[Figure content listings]
______________________________

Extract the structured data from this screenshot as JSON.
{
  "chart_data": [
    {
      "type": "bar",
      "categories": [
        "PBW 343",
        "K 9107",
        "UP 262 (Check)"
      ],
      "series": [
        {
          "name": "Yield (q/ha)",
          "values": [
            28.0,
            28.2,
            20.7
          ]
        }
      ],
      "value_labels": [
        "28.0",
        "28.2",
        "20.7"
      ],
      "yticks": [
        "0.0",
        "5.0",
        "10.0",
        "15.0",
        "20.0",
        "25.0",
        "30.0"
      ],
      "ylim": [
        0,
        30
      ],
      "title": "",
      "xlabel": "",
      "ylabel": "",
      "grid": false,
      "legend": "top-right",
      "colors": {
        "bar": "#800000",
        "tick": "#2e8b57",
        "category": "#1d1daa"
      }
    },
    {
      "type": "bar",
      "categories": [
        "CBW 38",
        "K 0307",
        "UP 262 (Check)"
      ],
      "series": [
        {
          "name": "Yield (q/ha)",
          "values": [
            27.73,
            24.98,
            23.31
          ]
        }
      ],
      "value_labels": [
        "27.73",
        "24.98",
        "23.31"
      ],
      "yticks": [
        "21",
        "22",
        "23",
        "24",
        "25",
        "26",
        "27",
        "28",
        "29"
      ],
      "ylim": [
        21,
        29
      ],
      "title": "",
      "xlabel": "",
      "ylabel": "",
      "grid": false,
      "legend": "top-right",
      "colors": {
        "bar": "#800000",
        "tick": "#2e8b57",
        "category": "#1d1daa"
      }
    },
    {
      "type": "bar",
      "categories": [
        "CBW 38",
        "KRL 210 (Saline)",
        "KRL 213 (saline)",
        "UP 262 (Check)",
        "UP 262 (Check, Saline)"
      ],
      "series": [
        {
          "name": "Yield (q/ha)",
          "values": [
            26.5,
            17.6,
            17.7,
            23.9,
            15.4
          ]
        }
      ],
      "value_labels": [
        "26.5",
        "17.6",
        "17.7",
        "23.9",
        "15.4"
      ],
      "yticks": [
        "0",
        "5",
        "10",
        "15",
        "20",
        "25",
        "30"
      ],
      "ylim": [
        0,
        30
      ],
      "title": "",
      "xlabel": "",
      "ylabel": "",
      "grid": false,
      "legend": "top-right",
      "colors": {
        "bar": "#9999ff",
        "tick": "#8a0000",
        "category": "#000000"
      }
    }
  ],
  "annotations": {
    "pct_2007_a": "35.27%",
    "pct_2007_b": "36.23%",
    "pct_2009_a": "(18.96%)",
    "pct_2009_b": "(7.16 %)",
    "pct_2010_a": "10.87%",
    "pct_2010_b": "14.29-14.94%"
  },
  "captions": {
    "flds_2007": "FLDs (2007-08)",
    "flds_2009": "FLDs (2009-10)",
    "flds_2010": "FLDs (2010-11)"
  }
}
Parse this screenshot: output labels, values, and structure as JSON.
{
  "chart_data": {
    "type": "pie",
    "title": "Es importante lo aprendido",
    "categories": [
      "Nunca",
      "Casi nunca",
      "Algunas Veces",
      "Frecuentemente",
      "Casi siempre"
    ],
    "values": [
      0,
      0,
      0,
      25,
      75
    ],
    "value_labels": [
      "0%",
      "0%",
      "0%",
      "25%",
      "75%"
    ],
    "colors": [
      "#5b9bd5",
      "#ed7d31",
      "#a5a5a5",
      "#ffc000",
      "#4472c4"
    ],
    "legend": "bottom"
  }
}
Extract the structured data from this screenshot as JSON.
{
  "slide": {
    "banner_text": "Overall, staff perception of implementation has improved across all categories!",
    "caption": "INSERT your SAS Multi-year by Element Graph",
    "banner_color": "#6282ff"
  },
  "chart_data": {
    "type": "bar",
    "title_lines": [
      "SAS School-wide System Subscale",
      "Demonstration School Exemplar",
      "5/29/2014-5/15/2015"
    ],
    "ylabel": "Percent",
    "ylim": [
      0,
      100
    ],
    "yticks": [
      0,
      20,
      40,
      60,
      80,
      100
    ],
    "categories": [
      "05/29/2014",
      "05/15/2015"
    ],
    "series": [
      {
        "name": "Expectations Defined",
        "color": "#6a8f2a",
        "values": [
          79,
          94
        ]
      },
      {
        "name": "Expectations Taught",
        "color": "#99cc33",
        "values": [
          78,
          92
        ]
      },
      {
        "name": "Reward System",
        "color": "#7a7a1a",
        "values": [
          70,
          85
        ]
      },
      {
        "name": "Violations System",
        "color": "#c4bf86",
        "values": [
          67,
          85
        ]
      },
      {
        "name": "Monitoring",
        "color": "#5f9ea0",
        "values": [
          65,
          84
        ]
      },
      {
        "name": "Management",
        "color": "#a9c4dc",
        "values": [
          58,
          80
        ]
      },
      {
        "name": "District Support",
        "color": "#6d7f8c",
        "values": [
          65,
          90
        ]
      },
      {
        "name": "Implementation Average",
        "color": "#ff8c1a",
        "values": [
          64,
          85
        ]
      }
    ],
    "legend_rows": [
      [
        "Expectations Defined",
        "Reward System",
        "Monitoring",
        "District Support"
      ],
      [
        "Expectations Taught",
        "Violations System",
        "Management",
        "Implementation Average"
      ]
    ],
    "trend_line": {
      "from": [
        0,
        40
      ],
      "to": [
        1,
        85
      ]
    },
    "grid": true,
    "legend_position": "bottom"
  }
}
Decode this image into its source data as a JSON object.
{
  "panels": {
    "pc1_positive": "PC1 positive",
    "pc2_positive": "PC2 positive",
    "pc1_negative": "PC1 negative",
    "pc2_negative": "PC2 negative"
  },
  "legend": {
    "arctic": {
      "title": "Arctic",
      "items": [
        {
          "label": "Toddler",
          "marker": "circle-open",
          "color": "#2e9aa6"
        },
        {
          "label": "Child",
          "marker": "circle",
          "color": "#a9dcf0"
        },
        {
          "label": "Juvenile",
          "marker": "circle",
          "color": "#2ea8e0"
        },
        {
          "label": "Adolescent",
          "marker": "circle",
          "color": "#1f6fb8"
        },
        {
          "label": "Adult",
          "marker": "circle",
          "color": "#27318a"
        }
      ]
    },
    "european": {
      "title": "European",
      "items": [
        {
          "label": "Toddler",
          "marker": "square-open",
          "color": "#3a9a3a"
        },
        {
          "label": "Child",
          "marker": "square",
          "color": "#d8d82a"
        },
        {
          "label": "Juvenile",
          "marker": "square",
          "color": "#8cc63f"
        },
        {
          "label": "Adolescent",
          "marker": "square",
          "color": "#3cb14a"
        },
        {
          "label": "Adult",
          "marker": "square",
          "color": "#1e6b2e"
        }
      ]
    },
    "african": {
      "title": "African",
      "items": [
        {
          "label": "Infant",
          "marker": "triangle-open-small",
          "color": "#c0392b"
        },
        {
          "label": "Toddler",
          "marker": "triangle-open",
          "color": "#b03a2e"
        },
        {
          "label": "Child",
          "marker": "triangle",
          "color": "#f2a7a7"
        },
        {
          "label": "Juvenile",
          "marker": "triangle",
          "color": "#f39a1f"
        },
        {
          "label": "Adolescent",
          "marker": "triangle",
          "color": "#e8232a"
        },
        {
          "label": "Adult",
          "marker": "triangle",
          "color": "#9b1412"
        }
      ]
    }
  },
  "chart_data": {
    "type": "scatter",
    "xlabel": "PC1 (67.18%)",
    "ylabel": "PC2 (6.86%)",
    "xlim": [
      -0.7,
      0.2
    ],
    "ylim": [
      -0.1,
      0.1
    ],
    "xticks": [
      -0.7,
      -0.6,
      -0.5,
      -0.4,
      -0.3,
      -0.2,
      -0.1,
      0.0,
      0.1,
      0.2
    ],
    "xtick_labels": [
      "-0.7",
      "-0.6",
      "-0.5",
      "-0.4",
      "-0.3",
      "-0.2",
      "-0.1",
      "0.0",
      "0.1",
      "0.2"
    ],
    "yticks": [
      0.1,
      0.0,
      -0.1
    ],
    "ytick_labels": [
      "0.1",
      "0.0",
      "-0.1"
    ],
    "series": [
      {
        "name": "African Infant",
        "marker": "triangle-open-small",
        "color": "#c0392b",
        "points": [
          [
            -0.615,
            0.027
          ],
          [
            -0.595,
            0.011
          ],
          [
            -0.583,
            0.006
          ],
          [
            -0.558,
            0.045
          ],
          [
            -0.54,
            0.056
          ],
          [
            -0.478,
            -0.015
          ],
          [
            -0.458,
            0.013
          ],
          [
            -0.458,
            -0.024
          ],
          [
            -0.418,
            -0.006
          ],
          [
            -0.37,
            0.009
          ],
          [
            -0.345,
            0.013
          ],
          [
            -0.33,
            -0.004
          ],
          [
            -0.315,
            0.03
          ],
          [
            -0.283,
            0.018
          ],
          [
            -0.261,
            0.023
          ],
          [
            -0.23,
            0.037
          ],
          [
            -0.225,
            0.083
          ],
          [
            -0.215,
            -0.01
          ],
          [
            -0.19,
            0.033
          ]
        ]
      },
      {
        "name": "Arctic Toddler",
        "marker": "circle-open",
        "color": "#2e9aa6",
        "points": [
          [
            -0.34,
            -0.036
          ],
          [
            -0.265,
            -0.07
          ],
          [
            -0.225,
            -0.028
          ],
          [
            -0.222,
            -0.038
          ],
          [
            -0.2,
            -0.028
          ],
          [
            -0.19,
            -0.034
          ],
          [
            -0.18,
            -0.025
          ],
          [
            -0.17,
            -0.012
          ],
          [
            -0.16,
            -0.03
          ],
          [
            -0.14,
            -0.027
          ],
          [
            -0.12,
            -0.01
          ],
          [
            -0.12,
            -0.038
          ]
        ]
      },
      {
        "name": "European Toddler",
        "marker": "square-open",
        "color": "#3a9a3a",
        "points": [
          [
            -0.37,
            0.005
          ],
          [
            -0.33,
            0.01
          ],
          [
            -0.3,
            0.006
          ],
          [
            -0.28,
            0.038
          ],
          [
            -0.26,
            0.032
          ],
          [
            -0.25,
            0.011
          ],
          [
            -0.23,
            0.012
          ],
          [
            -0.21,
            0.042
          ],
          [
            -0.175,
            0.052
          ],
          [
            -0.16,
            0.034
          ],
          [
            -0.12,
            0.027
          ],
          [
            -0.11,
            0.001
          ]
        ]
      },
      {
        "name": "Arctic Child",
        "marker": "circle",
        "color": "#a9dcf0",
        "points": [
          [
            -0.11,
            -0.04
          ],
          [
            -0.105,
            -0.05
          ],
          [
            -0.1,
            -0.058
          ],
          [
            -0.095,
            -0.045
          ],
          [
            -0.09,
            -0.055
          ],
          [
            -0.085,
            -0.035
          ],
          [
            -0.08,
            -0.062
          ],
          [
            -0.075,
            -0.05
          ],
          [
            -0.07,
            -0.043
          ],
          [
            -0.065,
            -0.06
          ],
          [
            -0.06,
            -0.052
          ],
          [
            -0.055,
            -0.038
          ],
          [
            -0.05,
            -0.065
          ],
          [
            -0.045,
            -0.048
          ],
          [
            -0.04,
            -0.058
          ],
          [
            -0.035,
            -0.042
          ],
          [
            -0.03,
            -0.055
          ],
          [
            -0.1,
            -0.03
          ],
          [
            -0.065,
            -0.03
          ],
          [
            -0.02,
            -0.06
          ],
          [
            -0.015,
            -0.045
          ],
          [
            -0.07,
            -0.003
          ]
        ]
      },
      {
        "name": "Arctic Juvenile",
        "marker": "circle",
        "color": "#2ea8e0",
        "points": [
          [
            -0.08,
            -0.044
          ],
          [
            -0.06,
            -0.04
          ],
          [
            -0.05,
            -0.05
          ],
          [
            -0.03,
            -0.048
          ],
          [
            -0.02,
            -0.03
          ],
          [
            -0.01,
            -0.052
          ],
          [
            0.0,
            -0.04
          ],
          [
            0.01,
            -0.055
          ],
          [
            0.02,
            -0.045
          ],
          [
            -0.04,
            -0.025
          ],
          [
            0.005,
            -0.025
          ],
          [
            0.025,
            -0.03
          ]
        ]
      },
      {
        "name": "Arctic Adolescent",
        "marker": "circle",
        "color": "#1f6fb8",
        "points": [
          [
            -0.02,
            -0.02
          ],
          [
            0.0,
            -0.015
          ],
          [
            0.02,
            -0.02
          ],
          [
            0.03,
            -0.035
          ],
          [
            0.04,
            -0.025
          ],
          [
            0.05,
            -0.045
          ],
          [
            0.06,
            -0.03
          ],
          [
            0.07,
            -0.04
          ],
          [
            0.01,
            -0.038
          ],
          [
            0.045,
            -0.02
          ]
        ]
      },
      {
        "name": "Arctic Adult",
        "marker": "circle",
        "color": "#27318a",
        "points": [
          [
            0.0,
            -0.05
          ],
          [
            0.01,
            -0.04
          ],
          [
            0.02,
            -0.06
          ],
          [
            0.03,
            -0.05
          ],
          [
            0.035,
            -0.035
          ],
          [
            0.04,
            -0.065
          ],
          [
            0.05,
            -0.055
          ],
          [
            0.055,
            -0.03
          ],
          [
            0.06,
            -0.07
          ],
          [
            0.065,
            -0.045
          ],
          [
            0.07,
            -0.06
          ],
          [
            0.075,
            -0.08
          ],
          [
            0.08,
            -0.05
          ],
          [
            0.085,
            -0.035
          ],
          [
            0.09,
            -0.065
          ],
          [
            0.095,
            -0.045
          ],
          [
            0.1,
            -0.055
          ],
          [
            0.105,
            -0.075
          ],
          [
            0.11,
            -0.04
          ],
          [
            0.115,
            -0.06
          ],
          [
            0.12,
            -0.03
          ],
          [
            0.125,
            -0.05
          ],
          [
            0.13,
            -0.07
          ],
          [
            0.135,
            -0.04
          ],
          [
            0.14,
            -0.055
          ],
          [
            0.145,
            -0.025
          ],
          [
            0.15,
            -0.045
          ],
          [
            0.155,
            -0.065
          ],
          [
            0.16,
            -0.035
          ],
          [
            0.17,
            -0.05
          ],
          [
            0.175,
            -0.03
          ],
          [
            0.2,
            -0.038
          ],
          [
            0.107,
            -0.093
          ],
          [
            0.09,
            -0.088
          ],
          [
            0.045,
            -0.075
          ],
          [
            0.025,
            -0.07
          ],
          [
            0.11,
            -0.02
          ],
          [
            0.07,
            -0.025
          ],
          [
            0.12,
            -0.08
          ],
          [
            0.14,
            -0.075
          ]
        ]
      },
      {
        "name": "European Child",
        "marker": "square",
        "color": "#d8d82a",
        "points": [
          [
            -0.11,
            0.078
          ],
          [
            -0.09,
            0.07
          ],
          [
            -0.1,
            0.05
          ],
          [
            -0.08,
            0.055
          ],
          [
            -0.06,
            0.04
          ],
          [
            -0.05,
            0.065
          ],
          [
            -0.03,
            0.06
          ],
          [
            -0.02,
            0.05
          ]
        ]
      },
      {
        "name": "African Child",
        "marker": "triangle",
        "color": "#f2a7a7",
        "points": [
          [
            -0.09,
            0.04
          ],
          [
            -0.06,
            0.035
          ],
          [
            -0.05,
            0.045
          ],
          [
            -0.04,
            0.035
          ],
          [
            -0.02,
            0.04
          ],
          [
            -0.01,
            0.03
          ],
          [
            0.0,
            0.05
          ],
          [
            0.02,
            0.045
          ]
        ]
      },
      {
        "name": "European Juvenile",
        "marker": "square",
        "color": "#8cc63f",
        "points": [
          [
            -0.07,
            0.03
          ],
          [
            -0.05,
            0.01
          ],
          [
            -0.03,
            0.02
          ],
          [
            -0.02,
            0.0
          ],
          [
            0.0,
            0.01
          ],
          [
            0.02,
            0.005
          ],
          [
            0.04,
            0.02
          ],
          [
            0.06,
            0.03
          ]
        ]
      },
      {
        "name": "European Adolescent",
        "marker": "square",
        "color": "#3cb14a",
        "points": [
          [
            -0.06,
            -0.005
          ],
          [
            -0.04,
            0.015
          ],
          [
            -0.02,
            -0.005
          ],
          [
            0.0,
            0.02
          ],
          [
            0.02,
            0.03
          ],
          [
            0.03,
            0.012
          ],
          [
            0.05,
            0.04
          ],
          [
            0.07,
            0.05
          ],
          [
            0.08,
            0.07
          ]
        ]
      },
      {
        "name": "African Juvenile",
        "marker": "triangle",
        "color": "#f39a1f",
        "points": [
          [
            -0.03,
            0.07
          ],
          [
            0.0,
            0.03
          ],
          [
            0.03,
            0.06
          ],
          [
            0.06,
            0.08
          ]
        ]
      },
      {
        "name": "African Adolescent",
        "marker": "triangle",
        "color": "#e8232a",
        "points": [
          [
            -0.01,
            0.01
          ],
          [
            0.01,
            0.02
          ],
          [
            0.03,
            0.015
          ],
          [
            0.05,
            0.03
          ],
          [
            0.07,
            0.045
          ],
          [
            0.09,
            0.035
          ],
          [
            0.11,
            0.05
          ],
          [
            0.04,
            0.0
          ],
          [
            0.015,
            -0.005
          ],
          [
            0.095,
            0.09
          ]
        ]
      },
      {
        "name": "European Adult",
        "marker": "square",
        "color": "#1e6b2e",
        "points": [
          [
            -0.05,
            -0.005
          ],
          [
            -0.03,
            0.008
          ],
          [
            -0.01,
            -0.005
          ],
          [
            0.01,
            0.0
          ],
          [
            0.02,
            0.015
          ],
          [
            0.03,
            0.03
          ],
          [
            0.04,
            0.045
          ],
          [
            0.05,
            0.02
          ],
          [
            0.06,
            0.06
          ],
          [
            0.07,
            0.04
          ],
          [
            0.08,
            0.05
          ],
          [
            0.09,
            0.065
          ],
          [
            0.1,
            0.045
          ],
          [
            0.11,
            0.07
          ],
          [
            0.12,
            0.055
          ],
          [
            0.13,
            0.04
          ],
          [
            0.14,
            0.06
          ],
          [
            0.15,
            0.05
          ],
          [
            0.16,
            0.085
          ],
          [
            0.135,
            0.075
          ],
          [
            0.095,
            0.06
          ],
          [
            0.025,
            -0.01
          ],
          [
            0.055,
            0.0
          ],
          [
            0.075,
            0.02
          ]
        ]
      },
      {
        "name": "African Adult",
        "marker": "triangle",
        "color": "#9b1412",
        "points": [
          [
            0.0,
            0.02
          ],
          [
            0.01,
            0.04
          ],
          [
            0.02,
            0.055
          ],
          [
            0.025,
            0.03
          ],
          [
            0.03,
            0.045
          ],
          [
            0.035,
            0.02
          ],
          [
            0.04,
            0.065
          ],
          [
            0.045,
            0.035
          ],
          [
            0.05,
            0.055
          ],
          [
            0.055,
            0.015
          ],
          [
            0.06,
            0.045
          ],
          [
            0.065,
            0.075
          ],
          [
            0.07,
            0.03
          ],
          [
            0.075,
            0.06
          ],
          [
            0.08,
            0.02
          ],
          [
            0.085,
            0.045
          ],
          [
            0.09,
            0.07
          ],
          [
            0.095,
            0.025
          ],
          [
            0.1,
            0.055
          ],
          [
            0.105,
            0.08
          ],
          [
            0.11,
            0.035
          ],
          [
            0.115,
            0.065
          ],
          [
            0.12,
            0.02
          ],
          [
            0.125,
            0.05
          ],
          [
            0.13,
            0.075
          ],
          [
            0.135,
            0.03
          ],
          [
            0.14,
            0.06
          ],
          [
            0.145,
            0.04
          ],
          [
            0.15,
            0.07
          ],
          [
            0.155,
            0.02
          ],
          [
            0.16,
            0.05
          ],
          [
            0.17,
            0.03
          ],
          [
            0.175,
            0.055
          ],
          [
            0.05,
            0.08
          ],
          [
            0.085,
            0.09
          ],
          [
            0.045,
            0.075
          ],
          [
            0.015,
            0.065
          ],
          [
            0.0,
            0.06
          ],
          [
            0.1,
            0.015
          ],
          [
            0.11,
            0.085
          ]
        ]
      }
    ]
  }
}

______________________________

Identify the lines of the entries containing the string "JSON". Copy each such line.

Extract the structured data from this screenshot as JSON.
Parse this screenshot: output labels, values, and structure as JSON.
Extract the structured data from this screenshot as JSON.
Decode this image into its source data as a JSON object.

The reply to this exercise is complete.